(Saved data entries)
----------------

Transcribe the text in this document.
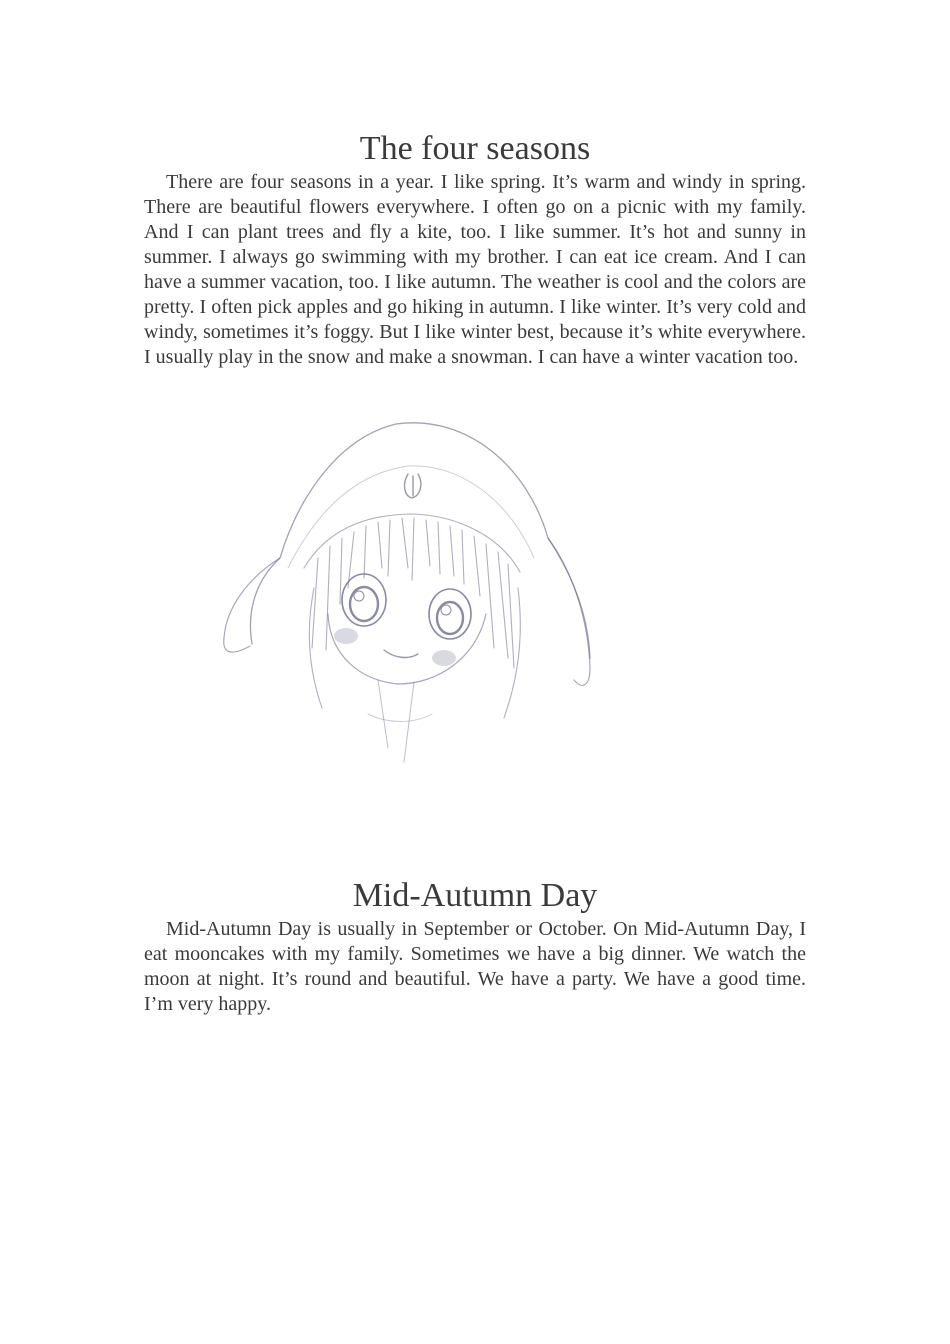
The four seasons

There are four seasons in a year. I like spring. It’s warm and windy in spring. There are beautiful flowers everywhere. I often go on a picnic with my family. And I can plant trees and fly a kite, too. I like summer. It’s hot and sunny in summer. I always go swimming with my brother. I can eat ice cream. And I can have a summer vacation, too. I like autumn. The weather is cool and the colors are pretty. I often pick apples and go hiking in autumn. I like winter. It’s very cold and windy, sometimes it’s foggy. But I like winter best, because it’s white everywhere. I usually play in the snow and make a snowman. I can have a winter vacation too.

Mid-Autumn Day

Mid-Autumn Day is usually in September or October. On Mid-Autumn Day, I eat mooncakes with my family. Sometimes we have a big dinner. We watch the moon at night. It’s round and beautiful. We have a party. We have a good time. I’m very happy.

----------------

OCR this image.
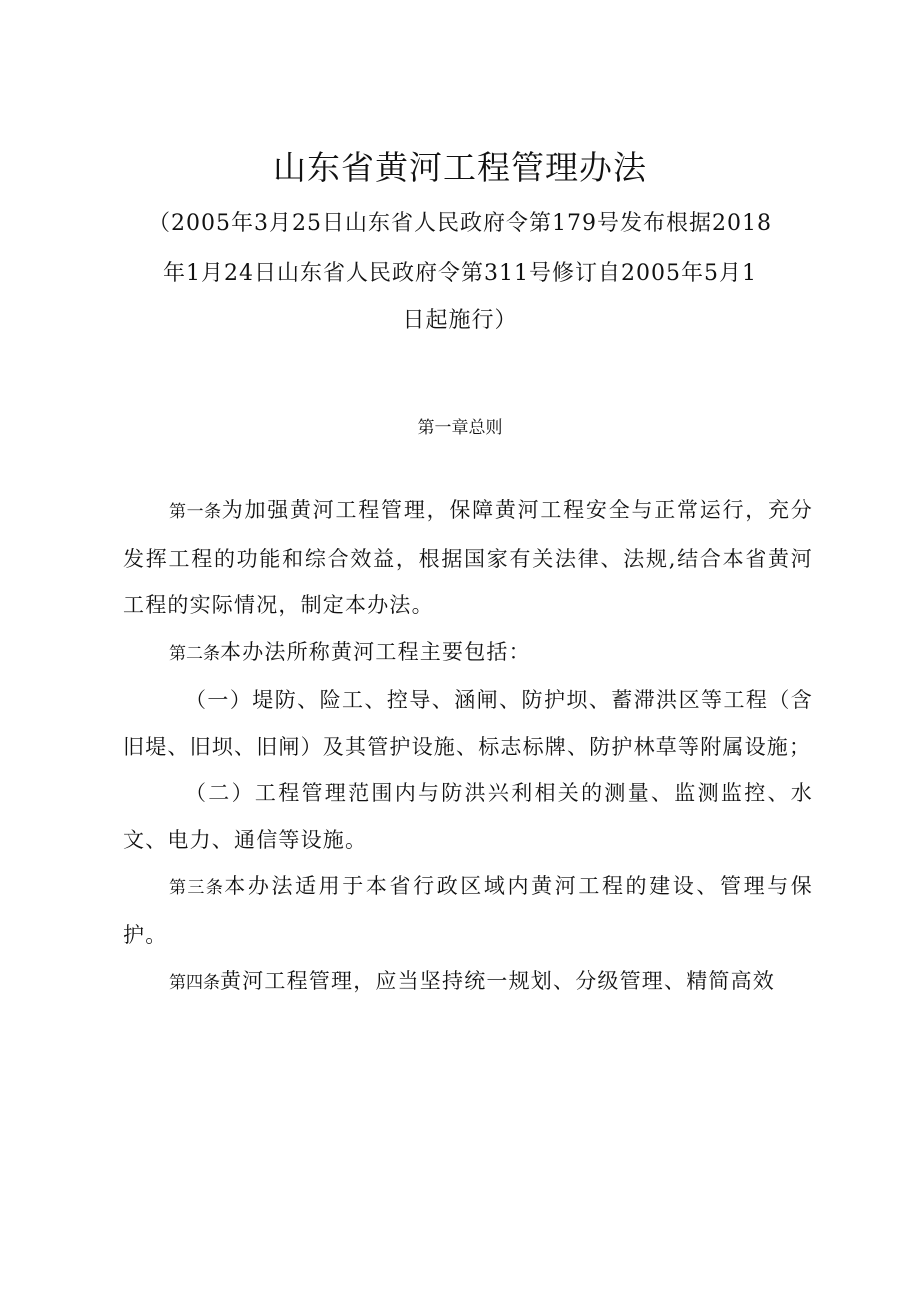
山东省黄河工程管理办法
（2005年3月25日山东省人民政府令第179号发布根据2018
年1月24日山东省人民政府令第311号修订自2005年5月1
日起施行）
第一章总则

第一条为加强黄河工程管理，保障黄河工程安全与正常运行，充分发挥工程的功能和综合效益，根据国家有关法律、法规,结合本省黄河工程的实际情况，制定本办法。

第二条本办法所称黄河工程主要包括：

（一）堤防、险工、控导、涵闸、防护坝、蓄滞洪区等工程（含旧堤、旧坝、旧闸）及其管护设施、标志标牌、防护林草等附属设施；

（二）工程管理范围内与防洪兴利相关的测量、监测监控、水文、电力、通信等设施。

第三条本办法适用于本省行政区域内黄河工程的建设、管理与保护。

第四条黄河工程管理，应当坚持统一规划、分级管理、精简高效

----------------

__Task to carry out__
Scan the listing above for the word "very" and show each line where it is found.

__Result of this task__
There are four seasons in a year. I like spring. It’s warm and windy in spring. There are beautiful flowers everywhere. I often go on a picnic with my family. And I can plant trees and fly a kite, too. I like summer. It’s hot and sunny in summer. I always go swimming with my brother. I can eat ice cream. And I can have a summer vacation, too. I like autumn. The weather is cool and the colors are pretty. I often pick apples and go hiking in autumn. I like winter. It’s very cold and windy, sometimes it’s foggy. But I like winter best, because it’s white everywhere. I usually play in the snow and make a snowman. I can have a winter vacation too.
Mid-Autumn Day is usually in September or October. On Mid-Autumn Day, I eat mooncakes with my family. Sometimes we have a big dinner. We watch the moon at night. It’s round and beautiful. We have a party. We have a good time. I’m very happy.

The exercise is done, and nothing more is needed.